Aim of the task -
Please copy the records word for word, from their first line through the line containing "next-button-label: Next [1408,1053,1464,1081]".

Records taken from a collection -
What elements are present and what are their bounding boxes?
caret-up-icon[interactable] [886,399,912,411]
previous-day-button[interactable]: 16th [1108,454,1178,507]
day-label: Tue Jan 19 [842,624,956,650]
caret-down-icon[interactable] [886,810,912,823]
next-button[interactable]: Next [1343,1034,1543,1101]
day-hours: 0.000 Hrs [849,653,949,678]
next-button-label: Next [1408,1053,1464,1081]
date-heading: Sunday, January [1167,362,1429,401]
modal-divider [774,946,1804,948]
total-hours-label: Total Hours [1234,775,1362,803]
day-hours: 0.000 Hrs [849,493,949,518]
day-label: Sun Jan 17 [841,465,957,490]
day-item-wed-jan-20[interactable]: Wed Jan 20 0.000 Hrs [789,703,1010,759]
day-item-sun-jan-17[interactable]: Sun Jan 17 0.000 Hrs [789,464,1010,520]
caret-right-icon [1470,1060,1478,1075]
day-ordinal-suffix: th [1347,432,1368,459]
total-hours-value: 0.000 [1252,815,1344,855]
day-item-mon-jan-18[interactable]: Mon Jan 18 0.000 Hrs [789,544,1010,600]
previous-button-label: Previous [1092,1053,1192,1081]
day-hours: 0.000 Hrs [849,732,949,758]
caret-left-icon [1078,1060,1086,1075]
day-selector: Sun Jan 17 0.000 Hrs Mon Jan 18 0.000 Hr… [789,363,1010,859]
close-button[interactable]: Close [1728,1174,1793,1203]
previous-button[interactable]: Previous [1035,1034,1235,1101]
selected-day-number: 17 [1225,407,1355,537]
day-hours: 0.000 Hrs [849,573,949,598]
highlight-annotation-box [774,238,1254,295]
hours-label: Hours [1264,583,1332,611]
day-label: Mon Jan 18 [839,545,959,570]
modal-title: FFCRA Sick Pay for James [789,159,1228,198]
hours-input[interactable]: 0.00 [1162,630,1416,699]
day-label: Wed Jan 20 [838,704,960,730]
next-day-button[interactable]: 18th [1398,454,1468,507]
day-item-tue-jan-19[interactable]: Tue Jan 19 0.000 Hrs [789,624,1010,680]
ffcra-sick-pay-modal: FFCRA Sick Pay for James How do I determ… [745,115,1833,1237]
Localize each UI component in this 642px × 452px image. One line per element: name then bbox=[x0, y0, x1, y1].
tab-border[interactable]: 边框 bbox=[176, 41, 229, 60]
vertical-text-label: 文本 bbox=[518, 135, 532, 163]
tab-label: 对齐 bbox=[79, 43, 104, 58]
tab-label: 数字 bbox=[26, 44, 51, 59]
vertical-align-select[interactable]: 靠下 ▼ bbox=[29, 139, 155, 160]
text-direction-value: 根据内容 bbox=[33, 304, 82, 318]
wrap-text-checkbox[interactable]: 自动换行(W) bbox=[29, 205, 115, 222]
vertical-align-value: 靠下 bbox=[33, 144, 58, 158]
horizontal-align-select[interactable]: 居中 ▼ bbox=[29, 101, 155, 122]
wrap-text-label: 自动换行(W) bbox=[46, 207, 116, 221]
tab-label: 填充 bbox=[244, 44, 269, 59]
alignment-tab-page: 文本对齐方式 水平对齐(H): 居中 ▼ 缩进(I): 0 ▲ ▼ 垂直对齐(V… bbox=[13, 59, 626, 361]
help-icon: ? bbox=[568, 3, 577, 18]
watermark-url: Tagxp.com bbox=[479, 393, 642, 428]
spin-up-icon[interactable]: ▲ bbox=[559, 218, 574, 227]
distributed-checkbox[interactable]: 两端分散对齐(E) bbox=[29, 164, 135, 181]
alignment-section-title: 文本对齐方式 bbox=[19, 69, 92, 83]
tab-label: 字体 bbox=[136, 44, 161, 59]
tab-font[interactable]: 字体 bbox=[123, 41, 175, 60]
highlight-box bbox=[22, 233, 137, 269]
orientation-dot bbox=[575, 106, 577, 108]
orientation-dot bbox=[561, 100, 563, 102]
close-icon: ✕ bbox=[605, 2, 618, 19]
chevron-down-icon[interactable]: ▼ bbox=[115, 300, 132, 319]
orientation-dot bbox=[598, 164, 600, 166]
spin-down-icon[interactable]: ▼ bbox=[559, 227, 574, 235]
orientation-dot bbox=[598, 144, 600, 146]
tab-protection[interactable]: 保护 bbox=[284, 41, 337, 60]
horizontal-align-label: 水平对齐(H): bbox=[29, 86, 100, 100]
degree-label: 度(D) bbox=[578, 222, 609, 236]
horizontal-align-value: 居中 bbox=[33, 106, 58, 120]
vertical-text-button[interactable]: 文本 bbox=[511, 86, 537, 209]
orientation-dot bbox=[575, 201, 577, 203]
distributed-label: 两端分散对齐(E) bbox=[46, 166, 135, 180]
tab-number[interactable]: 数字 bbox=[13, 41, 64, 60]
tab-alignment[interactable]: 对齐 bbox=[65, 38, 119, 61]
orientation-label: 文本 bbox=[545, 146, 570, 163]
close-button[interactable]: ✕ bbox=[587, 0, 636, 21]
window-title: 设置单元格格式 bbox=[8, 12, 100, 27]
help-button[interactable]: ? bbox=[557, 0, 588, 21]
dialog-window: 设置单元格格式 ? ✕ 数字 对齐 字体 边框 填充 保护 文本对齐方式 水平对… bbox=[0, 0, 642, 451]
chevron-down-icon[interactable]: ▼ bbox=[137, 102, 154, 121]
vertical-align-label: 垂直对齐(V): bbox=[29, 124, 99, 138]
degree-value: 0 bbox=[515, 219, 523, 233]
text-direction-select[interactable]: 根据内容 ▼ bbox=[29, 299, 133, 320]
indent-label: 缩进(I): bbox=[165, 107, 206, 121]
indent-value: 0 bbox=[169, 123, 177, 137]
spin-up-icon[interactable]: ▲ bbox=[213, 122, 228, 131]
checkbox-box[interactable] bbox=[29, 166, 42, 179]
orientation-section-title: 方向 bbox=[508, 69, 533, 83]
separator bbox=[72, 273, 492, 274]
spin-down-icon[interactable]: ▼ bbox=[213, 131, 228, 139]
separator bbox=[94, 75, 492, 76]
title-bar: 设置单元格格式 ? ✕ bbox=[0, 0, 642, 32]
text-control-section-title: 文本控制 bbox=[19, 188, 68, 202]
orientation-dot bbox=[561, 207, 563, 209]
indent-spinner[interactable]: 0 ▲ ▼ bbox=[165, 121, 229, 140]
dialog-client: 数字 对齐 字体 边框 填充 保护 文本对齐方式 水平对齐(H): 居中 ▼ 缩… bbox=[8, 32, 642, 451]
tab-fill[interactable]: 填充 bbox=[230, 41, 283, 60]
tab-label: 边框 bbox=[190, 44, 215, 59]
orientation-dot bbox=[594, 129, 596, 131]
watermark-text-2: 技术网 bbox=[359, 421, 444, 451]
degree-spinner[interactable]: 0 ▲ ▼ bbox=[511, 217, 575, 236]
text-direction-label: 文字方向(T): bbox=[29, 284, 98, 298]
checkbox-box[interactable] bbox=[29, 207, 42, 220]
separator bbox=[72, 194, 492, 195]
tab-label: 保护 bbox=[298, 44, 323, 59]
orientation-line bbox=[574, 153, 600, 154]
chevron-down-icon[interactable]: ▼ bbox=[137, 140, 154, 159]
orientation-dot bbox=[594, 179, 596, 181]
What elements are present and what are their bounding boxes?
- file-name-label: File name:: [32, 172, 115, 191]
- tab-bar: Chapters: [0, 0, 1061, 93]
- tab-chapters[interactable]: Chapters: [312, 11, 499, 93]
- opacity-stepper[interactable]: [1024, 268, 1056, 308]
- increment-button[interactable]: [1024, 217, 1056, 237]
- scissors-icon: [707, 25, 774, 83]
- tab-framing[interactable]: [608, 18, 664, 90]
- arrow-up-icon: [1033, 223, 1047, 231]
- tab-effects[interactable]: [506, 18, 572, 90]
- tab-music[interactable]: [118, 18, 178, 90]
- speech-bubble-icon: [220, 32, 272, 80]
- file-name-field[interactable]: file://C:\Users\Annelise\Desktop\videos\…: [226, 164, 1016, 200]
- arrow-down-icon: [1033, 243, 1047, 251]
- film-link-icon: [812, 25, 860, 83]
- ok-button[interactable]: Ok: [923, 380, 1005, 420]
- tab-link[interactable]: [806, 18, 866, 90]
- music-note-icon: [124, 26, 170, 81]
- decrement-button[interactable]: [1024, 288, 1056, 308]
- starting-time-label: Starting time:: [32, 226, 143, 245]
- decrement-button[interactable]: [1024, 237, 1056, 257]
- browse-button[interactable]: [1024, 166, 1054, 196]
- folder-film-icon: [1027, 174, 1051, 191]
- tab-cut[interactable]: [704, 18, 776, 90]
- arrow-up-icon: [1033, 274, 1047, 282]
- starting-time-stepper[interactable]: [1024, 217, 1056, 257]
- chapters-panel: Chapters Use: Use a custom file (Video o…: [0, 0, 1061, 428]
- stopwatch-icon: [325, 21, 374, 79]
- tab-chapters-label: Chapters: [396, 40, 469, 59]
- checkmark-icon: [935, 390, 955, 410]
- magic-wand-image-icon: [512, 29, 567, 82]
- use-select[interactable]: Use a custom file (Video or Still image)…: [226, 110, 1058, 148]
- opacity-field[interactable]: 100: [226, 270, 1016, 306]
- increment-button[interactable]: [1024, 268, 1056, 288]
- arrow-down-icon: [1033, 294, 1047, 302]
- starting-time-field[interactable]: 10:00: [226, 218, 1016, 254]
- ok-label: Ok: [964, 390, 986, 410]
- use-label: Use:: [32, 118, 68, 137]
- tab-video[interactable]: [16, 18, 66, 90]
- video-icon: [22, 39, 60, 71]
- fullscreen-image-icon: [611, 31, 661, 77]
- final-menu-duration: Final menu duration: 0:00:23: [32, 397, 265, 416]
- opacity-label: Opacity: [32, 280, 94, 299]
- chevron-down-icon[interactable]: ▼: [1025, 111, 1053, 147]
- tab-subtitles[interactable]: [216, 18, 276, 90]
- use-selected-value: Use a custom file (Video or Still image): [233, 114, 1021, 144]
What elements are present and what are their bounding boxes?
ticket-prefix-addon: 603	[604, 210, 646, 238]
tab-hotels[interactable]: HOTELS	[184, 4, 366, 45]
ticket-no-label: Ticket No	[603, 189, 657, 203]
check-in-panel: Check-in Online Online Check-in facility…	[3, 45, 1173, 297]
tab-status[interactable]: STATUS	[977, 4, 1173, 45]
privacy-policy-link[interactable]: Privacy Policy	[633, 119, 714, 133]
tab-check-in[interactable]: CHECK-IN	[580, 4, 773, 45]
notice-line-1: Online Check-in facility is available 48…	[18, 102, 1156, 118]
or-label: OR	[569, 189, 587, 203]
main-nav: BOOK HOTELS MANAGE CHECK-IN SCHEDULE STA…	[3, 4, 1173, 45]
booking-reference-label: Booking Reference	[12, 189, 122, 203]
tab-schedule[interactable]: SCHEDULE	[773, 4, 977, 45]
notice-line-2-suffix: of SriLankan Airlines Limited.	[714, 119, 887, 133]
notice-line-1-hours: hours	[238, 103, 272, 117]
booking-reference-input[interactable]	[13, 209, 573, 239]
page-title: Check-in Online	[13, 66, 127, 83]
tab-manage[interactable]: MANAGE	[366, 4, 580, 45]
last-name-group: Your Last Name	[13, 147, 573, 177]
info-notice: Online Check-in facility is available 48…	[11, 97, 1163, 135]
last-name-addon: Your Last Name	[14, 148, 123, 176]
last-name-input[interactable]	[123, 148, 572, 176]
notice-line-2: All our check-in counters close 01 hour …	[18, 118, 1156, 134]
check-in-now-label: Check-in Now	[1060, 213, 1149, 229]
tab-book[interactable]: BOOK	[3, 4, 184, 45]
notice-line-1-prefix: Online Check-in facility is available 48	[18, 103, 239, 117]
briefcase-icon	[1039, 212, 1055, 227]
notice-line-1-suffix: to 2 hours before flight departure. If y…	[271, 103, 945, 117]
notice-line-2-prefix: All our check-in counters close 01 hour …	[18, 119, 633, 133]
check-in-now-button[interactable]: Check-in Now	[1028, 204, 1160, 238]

The response -
What elements are present and what are their bounding boxes?
caret-up-icon[interactable] [886,399,912,411]
previous-day-button[interactable]: 16th [1108,454,1178,507]
day-label: Tue Jan 19 [842,624,956,650]
caret-down-icon[interactable] [886,810,912,823]
next-button[interactable]: Next [1343,1034,1543,1101]
day-hours: 0.000 Hrs [849,653,949,678]
next-button-label: Next [1408,1053,1464,1081]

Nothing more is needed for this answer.